**Problem statement:**
Collect every line that includes the string "said".

**Exercise inputs:**
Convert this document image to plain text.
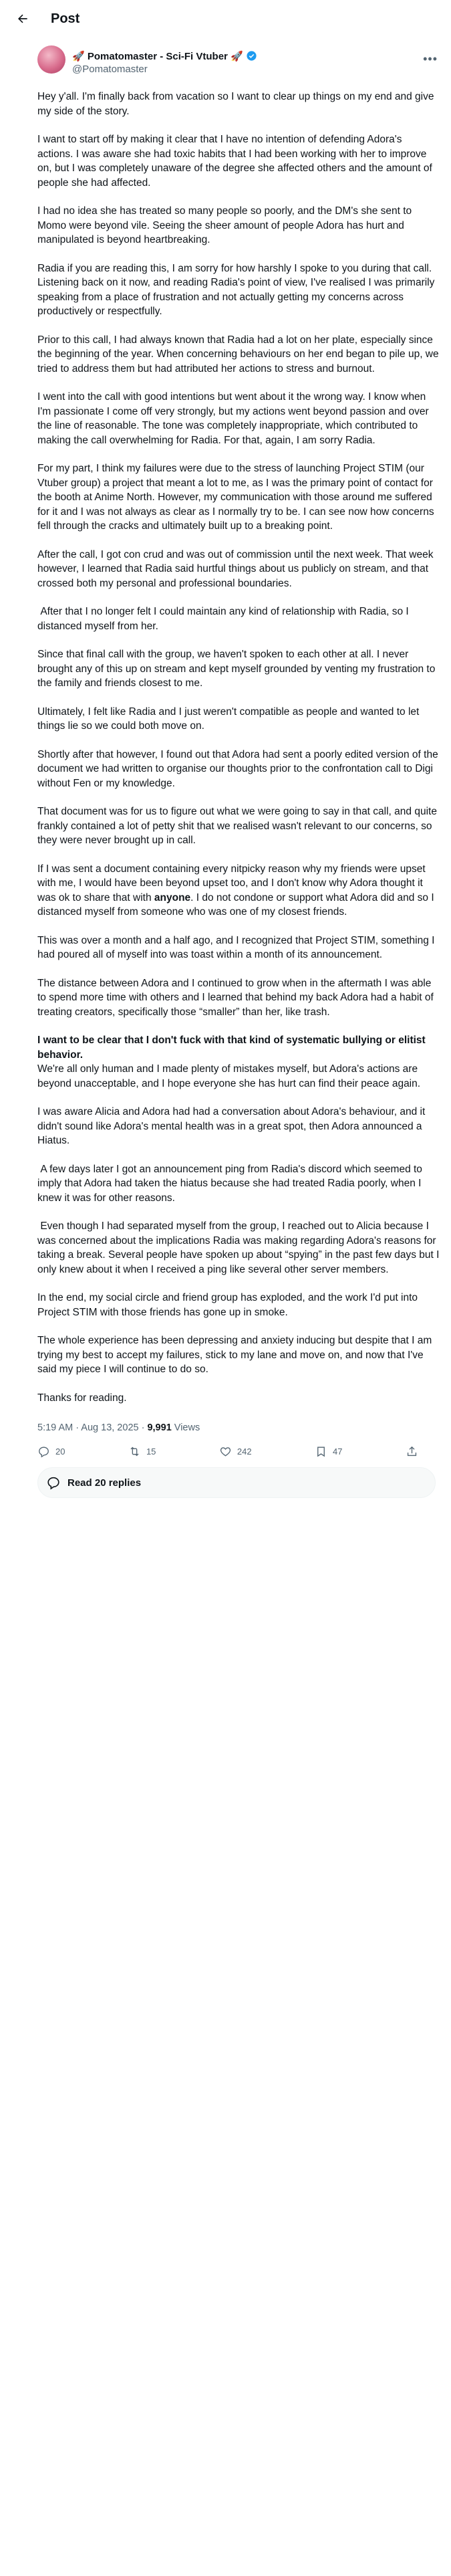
Post
🚀 Pomatomaster - Sci-Fi Vtuber 🚀
@Pomatomaster
•••

Hey y'all. I'm finally back from vacation so I want to clear up things on my end and give my side of the story.

I want to start off by making it clear that I have no intention of defending Adora's actions. I was aware she had toxic habits that I had been working with her to improve on, but I was completely unaware of the degree she affected others and the amount of people she had affected.

I had no idea she has treated so many people so poorly, and the DM's she sent to Momo were beyond vile. Seeing the sheer amount of people Adora has hurt and manipulated is beyond heartbreaking.

Radia if you are reading this, I am sorry for how harshly I spoke to you during that call. Listening back on it now, and reading Radia's point of view, I've realised I was primarily speaking from a place of frustration and not actually getting my concerns across productively or respectfully.

Prior to this call, I had always known that Radia had a lot on her plate, especially since the beginning of the year. When concerning behaviours on her end began to pile up, we tried to address them but had attributed her actions to stress and burnout.

I went into the call with good intentions but went about it the wrong way. I know when I'm passionate I come off very strongly, but my actions went beyond passion and over the line of reasonable. The tone was completely inappropriate, which contributed to making the call overwhelming for Radia. For that, again, I am sorry Radia.

For my part, I think my failures were due to the stress of launching Project STIM (our Vtuber group) a project that meant a lot to me, as I was the primary point of contact for the booth at Anime North. However, my communication with those around me suffered for it and I was not always as clear as I normally try to be. I can see now how concerns fell through the cracks and ultimately built up to a breaking point.

After the call, I got con crud and was out of commission until the next week. That week however, I learned that Radia said hurtful things about us publicly on stream, and that crossed both my personal and professional boundaries.

After that I no longer felt I could maintain any kind of relationship with Radia, so I distanced myself from her.

Since that final call with the group, we haven't spoken to each other at all. I never brought any of this up on stream and kept myself grounded by venting my frustration to the family and friends closest to me.

Ultimately, I felt like Radia and I just weren't compatible as people and wanted to let things lie so we could both move on.

Shortly after that however, I found out that Adora had sent a poorly edited version of the document we had written to organise our thoughts prior to the confrontation call to Digi without Fen or my knowledge.

That document was for us to figure out what we were going to say in that call, and quite frankly contained a lot of petty shit that we realised wasn't relevant to our concerns, so they were never brought up in call.

If I was sent a document containing every nitpicky reason why my friends were upset with me, I would have been beyond upset too, and I don't know why Adora thought it was ok to share that with anyone. I do not condone or support what Adora did and so I distanced myself from someone who was one of my closest friends.

This was over a month and a half ago, and I recognized that Project STIM, something I had poured all of myself into was toast within a month of its announcement.

The distance between Adora and I continued to grow when in the aftermath I was able to spend more time with others and I learned that behind my back Adora had a habit of treating creators, specifically those “smaller” than her, like trash.

I want to be clear that I don't fuck with that kind of systematic bullying or elitist behavior.

We're all only human and I made plenty of mistakes myself, but Adora's actions are beyond unacceptable, and I hope everyone she has hurt can find their peace again.

I was aware Alicia and Adora had had a conversation about Adora's behaviour, and it didn't sound like Adora's mental health was in a great spot, then Adora announced a Hiatus.

A few days later I got an announcement ping from Radia's discord which seemed to imply that Adora had taken the hiatus because she had treated Radia poorly, when I knew it was for other reasons.

Even though I had separated myself from the group, I reached out to Alicia because I was concerned about the implications Radia was making regarding Adora's reasons for taking a break. Several people have spoken up about “spying” in the past few days but I only knew about it when I received a ping like several other server members.

In the end, my social circle and friend group has exploded, and the work I'd put into Project STIM with those friends has gone up in smoke.

The whole experience has been depressing and anxiety inducing but despite that I am trying my best to accept my failures, stick to my lane and move on, and now that I've said my piece I will continue to do so.

Thanks for reading.

5:19 AM · Aug 13, 2025 · 9,991 Views
20	15	242	47
Read 20 replies
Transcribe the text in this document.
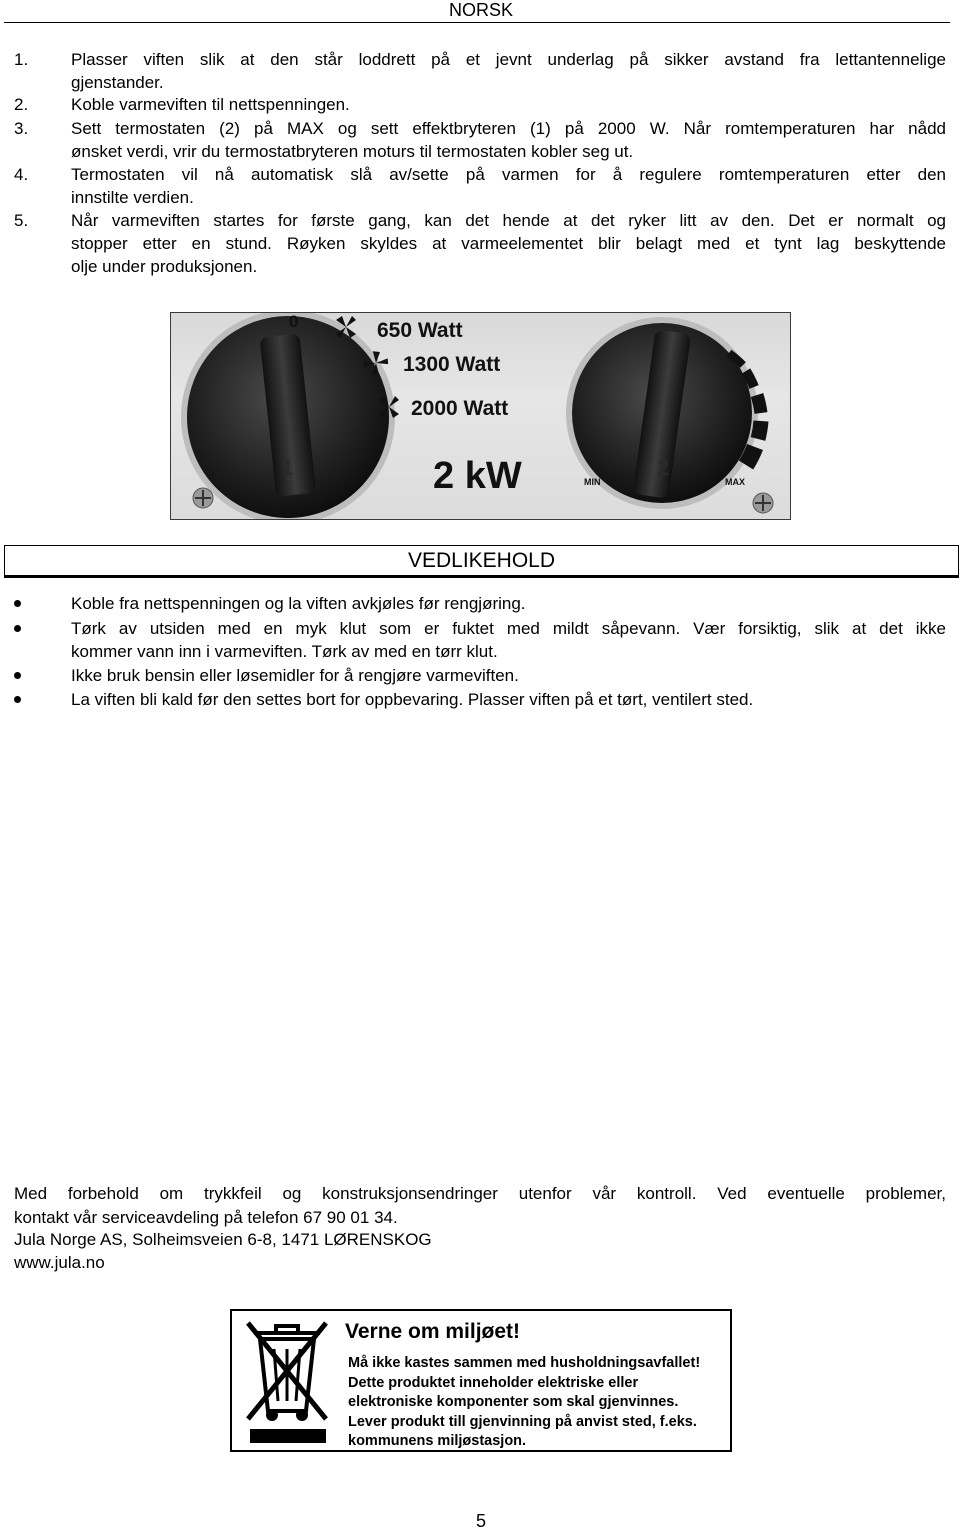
NORSK
1.	Plasser viften slik at den står loddrett på et jevnt underlag på sikker avstand fra lettantennelige
gjenstander.
2.	Koble varmeviften til nettspenningen.
3.	Sett termostaten (2) på MAX og sett effektbryteren (1) på 2000 W. Når romtemperaturen har nådd
ønsket verdi, vrir du termostatbryteren moturs til termostaten kobler seg ut.
4.	Termostaten vil nå automatisk slå av/sette på varmen for å regulere romtemperaturen etter den
innstilte verdien.
5.	Når varmeviften startes for første gang, kan det hende at det ryker litt av den. Det er normalt og
stopper etter en stund. Røyken skyldes at varmeelementet blir belagt med et tynt lag beskyttende
olje under produksjonen.
0	650 Watt
1300 Watt
2000 Watt
1	2
2 kW	MIN	MAX
VEDLIKEHOLD
Koble fra nettspenningen og la viften avkjøles før rengjøring.
Tørk av utsiden med en myk klut som er fuktet med mildt såpevann. Vær forsiktig, slik at det ikke
kommer vann inn i varmeviften. Tørk av med en tørr klut.
Ikke bruk bensin eller løsemidler for å rengjøre varmeviften.
La viften bli kald før den settes bort for oppbevaring. Plasser viften på et tørt, ventilert sted.
Med forbehold om trykkfeil og konstruksjonsendringer utenfor vår kontroll. Ved eventuelle problemer,
kontakt vår serviceavdeling på telefon 67 90 01 34.
Jula Norge AS, Solheimsveien 6-8, 1471 LØRENSKOG
www.jula.no
Verne om miljøet!
Må ikke kastes sammen med husholdningsavfallet!
Dette produktet inneholder elektriske eller
elektroniske komponenter som skal gjenvinnes.
Lever produkt till gjenvinning på anvist sted, f.eks.
kommunens miljøstasjon.
5
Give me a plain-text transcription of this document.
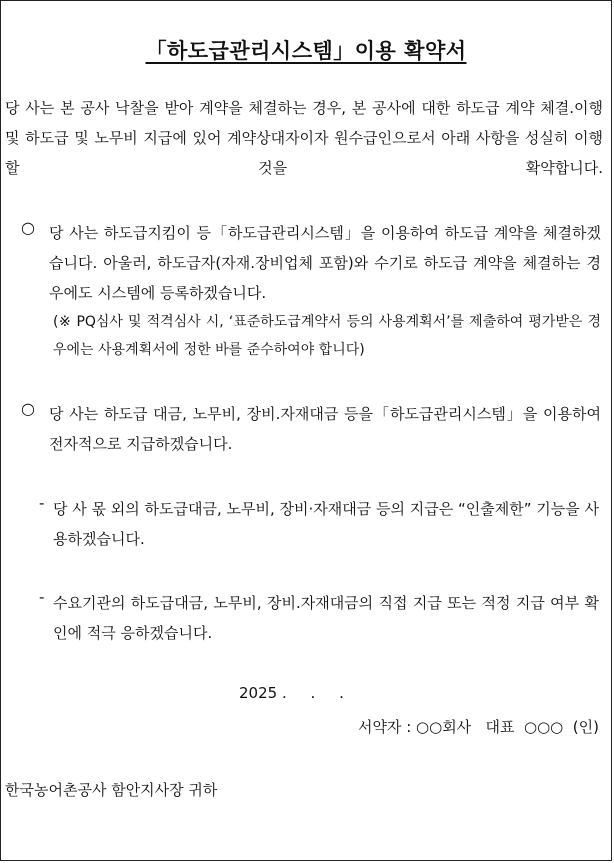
「하도급관리시스템」이용 확약서

당 사는 본 공사 낙찰을 받아 계약을 체결하는 경우, 본 공사에 대한 하도급 계약 체결.이행 및 하도급 및 노무비 지급에 있어 계약상대자이자 원수급인으로서 아래 사항을 성실히 이행할 것을 확약합니다.

○ 당 사는 하도급지킴이 등「하도급관리시스템」을 이용하여 하도급 계약을 체결하겠습니다. 아울러, 하도급자(자재.장비업체 포함)와 수기로 하도급 계약을 체결하는 경우에도 시스템에 등록하겠습니다.
(※ PQ심사 및 적격심사 시, ‘표준하도급계약서 등의 사용계획서’를 제출하여 평가받은 경우에는 사용계획서에 정한 바를 준수하여야 합니다)
○ 당 사는 하도급 대금, 노무비, 장비.자재대금 등을「하도급관리시스템」을 이용하여 전자적으로 지급하겠습니다.
- 당 사 몫 외의 하도급대금, 노무비, 장비·자재대금 등의 지급은 “인출제한” 기능을 사용하겠습니다.
- 수요기관의 하도급대금, 노무비, 장비.자재대금의 직접 지급 또는 적정 지급 여부 확인에 적극 응하겠습니다.
2025 .     .     .
서약자 : ○○회사   대표  ○○○  (인)
한국농어촌공사 함안지사장 귀하
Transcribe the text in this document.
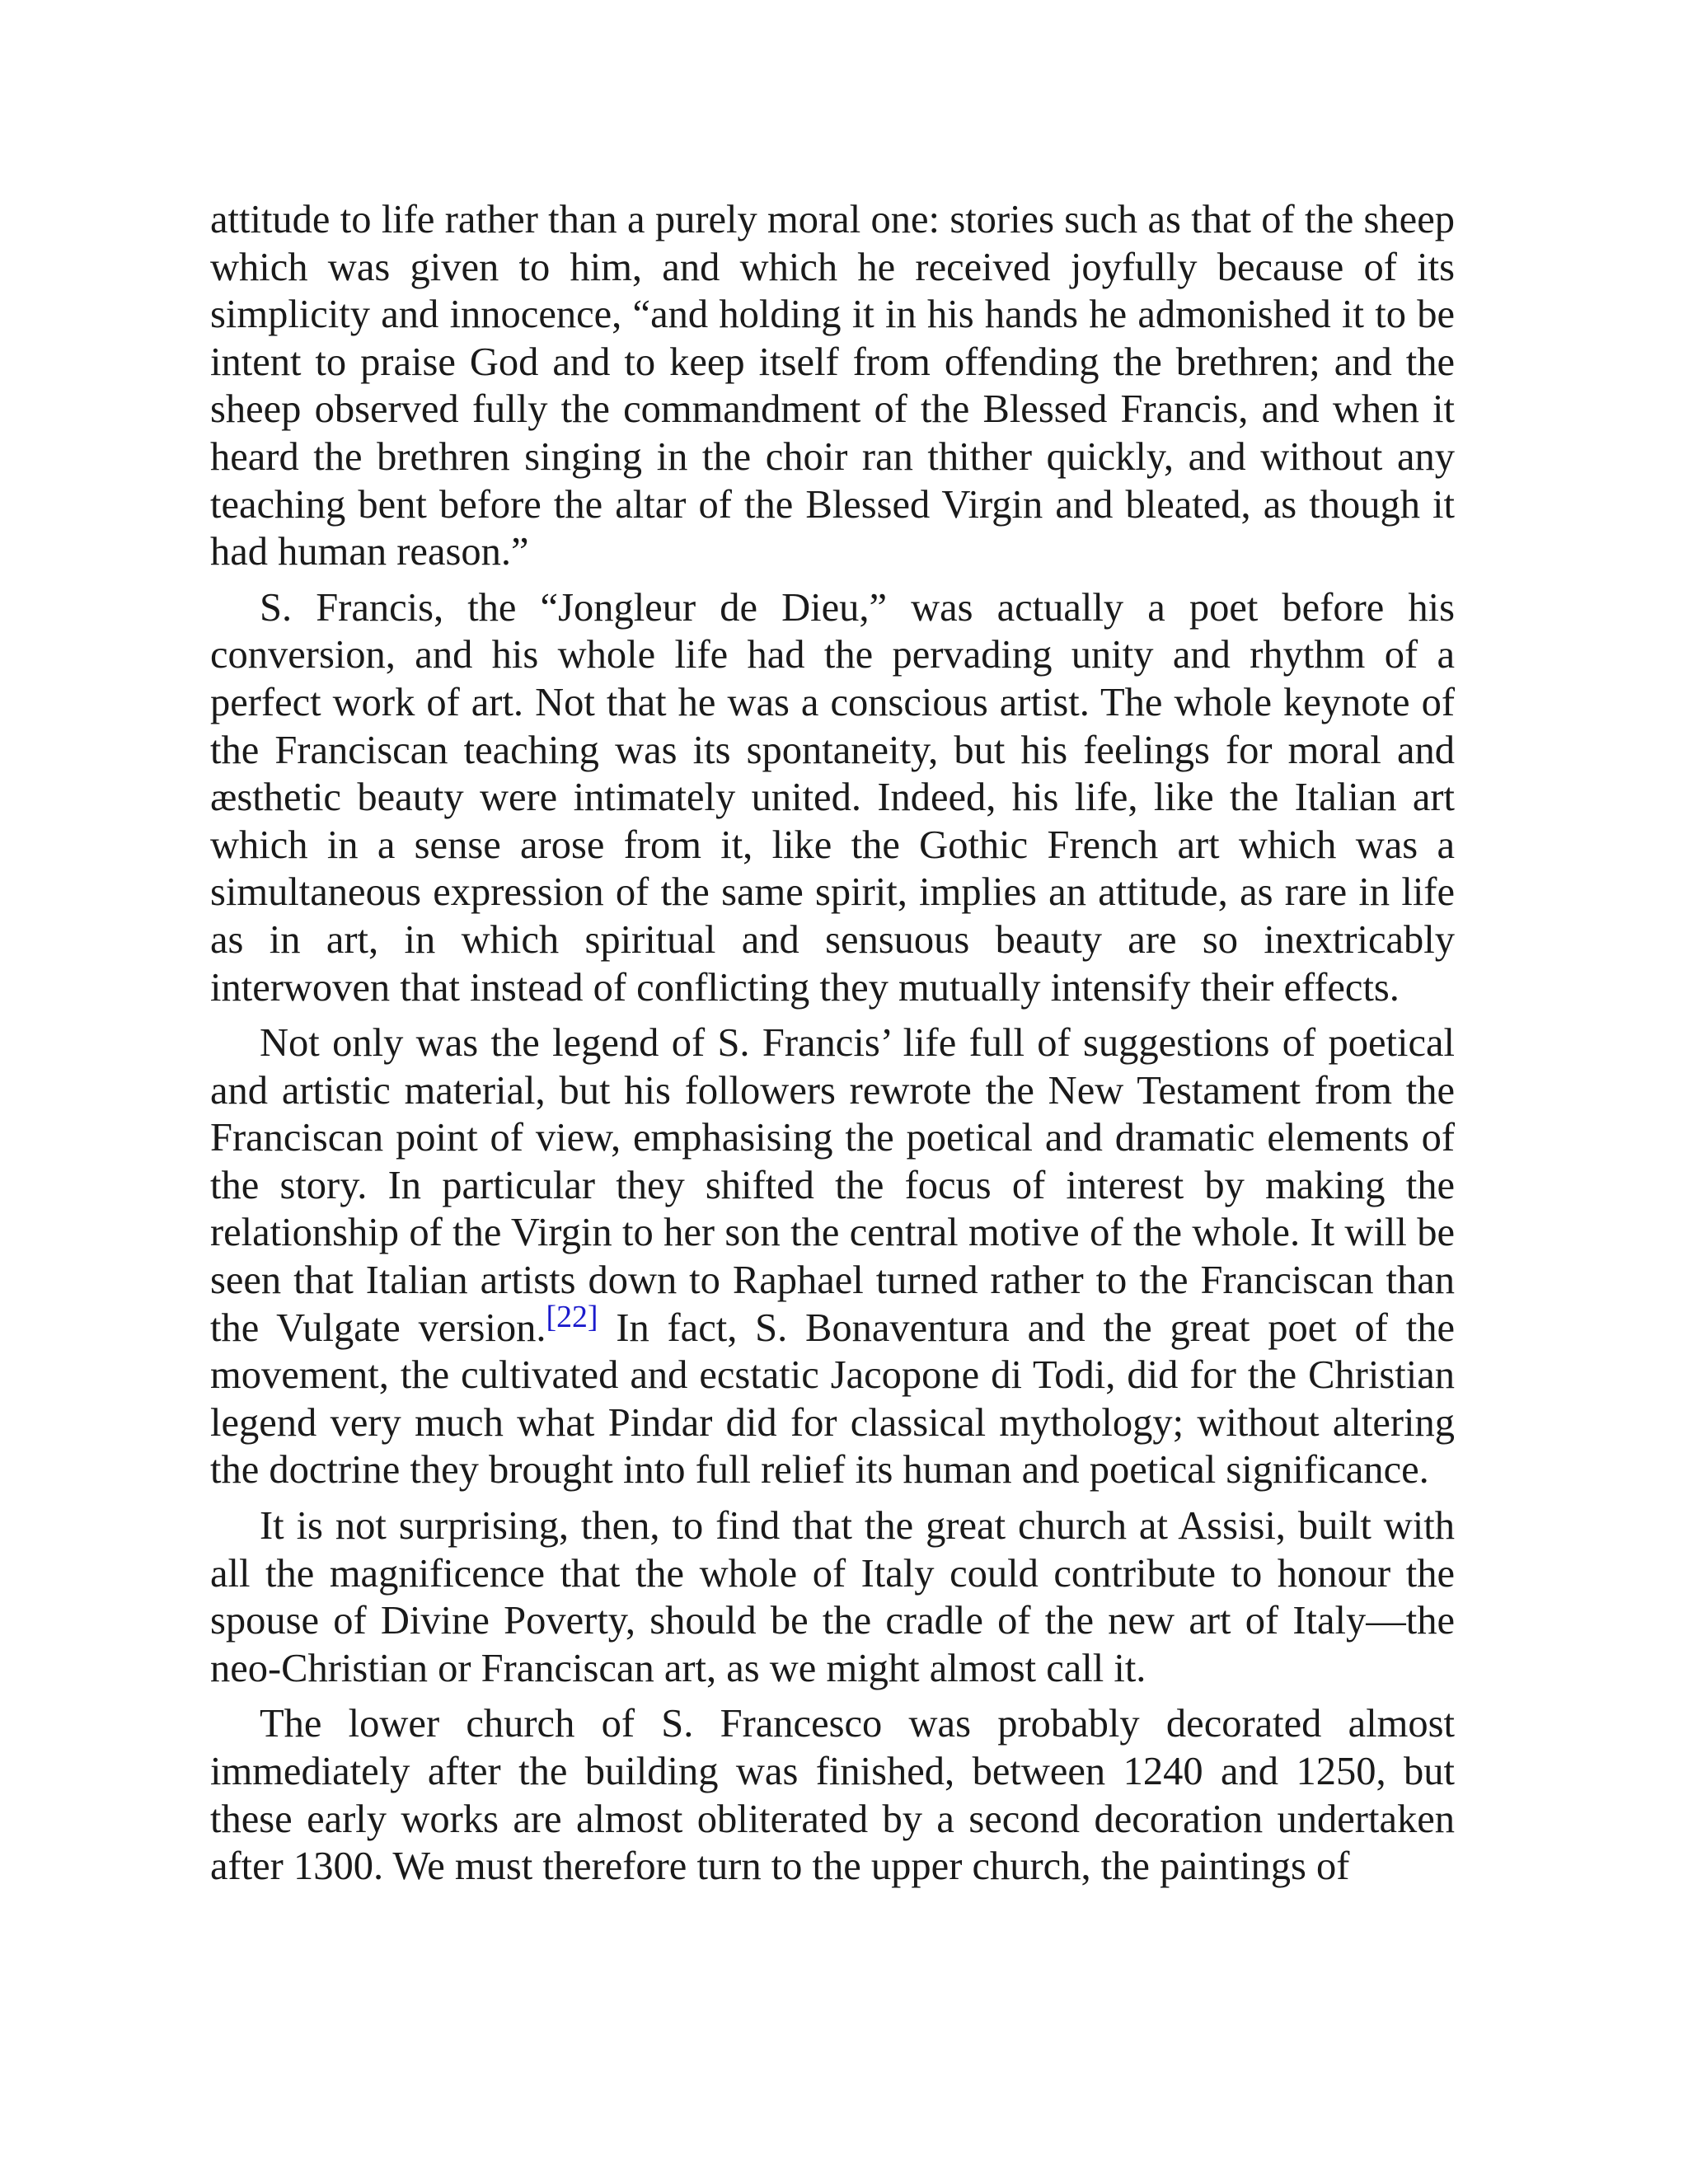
attitude to life rather than a purely moral one: stories such as that of the sheep which was given to him, and which he received joyfully because of its simplicity and innocence, “and holding it in his hands he admonished it to be intent to praise God and to keep itself from offending the brethren; and the sheep observed fully the commandment of the Blessed Francis, and when it heard the brethren singing in the choir ran thither quickly, and without any teaching bent before the altar of the Blessed Virgin and bleated, as though it had human reason.”

S. Francis, the “Jongleur de Dieu,” was actually a poet before his conversion, and his whole life had the pervading unity and rhythm of a perfect work of art. Not that he was a conscious artist. The whole keynote of the Franciscan teaching was its spontaneity, but his feelings for moral and æsthetic beauty were intimately united. Indeed, his life, like the Italian art which in a sense arose from it, like the Gothic French art which was a simultaneous expression of the same spirit, implies an attitude, as rare in life as in art, in which spiritual and sensuous beauty are so inextricably interwoven that instead of conflicting they mutually intensify their effects.

Not only was the legend of S. Francis’ life full of suggestions of poetical and artistic material, but his followers rewrote the New Testament from the Franciscan point of view, emphasising the poetical and dramatic elements of the story. In particular they shifted the focus of interest by making the relationship of the Virgin to her son the central motive of the whole. It will be seen that Italian artists down to Raphael turned rather to the Franciscan than the Vulgate version.[22] In fact, S. Bonaventura and the great poet of the movement, the cultivated and ecstatic Jacopone di Todi, did for the Christian legend very much what Pindar did for classical mythology; without altering the doctrine they brought into full relief its human and poetical significance.

It is not surprising, then, to find that the great church at Assisi, built with all the magnificence that the whole of Italy could contribute to honour the spouse of Divine Poverty, should be the cradle of the new art of Italy—the neo-Christian or Franciscan art, as we might almost call it.

The lower church of S. Francesco was probably decorated almost immediately after the building was finished, between 1240 and 1250, but these early works are almost obliterated by a second decoration undertaken after 1300. We must therefore turn to the upper church, the paintings of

**Response for this exercise:**
After the call, I got con crud and was out of commission until the next week. That week however, I learned that Radia said hurtful things about us publicly on stream, and that crossed both my personal and professional boundaries.
The whole experience has been depressing and anxiety inducing but despite that I am trying my best to accept my failures, stick to my lane and move on, and now that I've said my piece I will continue to do so.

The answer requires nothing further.